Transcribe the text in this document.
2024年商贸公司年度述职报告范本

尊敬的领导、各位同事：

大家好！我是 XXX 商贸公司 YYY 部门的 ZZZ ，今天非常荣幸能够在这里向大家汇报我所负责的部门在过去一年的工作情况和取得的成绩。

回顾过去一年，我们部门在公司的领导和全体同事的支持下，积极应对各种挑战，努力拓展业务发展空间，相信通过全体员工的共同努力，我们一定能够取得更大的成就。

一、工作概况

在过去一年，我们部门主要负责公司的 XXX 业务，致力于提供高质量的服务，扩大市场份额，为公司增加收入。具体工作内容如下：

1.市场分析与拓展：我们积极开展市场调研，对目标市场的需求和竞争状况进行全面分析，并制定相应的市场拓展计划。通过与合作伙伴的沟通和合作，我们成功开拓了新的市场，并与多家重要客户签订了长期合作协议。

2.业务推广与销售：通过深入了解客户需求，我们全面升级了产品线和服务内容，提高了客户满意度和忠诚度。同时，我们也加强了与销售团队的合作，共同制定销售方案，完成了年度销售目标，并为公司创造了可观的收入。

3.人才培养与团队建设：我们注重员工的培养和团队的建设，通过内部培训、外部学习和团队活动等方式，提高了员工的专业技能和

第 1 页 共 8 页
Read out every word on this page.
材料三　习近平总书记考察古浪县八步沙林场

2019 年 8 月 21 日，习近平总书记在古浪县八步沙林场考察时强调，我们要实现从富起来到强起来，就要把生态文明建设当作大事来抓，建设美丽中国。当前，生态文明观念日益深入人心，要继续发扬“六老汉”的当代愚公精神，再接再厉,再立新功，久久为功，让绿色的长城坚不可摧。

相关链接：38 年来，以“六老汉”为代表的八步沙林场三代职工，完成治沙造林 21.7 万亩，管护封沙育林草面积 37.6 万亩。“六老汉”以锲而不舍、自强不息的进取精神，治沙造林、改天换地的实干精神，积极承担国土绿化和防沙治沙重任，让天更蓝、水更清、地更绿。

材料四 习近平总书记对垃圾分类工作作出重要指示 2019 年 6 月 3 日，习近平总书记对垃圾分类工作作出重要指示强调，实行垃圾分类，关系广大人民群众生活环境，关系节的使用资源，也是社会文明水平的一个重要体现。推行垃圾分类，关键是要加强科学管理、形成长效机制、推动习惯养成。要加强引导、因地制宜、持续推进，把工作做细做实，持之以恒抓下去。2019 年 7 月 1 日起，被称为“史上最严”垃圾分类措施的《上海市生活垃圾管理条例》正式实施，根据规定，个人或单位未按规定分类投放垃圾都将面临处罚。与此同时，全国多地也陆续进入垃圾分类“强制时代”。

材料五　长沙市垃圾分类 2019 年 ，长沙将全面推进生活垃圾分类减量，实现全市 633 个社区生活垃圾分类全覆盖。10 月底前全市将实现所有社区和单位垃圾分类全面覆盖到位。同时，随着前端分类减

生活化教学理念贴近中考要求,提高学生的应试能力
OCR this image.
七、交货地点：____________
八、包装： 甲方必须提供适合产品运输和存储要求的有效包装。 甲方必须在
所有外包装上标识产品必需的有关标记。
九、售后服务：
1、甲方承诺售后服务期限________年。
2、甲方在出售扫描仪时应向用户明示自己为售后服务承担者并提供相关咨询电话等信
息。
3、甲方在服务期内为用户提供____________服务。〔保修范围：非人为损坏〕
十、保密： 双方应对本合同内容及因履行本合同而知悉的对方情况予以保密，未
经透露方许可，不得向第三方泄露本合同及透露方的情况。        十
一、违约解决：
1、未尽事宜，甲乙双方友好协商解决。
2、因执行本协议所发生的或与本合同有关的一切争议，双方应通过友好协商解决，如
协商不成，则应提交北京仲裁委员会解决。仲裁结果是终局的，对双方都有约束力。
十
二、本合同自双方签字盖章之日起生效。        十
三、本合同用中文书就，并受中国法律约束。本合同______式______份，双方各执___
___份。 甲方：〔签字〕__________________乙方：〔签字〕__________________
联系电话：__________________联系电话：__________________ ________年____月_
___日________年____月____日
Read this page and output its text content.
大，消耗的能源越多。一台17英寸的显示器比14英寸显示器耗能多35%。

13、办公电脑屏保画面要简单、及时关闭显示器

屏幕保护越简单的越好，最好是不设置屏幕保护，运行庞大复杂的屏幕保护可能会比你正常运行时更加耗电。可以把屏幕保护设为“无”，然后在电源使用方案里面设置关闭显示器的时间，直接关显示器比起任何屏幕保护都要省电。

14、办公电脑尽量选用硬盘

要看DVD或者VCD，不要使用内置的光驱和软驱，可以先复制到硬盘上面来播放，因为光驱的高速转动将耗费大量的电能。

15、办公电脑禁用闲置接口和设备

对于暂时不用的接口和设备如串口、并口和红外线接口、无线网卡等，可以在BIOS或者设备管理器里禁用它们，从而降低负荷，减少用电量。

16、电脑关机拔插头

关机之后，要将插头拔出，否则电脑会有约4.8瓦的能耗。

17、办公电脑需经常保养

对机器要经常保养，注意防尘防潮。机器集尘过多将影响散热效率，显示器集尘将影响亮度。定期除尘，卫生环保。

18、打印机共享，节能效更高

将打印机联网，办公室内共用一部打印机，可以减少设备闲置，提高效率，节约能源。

********************

■ **Prompt**: From the entries above, list each line with "Read" in it.

■ **Answer to this task**:
Read out every word on this page.
Read this page and output its text content.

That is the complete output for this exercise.